SET TASK
Write out all the data again, exactly as it stands.

— begin RECORDS SHOWN —

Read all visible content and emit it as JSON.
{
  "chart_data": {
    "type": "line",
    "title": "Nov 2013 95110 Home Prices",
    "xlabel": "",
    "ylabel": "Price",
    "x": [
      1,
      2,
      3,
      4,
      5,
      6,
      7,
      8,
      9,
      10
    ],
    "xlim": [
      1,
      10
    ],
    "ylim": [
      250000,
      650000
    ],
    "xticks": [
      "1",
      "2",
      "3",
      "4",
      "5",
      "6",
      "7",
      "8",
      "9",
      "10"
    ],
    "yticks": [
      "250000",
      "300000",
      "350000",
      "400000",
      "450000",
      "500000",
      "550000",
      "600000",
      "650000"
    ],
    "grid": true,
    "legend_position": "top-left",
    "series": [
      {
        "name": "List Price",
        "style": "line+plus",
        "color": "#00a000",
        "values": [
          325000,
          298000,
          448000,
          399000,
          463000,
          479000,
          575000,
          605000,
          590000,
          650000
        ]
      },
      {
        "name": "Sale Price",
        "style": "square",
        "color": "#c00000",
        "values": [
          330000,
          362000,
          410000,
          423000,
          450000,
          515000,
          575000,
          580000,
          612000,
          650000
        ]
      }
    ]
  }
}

— end RECORDS SHOWN —

SOLVED EXERCISE
Read all visible content and emit it as JSON.
{
  "chart_data": {
    "type": "line",
    "title": "Nov 2013 95110 Home Prices",
    "xlabel": "",
    "ylabel": "Price",
    "x": [
      1,
      2,
      3,
      4,
      5,
      6,
      7,
      8,
      9,
      10
    ],
    "xlim": [
      1,
      10
    ],
    "ylim": [
      250000,
      650000
    ],
    "xticks": [
      "1",
      "2",
      "3",
      "4",
      "5",
      "6",
      "7",
      "8",
      "9",
      "10"
    ],
    "yticks": [
      "250000",
      "300000",
      "350000",
      "400000",
      "450000",
      "500000",
      "550000",
      "600000",
      "650000"
    ],
    "grid": true,
    "legend_position": "top-left",
    "series": [
      {
        "name": "List Price",
        "style": "line+plus",
        "color": "#00a000",
        "values": [
          325000,
          298000,
          448000,
          399000,
          463000,
          479000,
          575000,
          605000,
          590000,
          650000
        ]
      },
      {
        "name": "Sale Price",
        "style": "square",
        "color": "#c00000",
        "values": [
          330000,
          362000,
          410000,
          423000,
          450000,
          515000,
          575000,
          580000,
          612000,
          650000
        ]
      }
    ]
  }
}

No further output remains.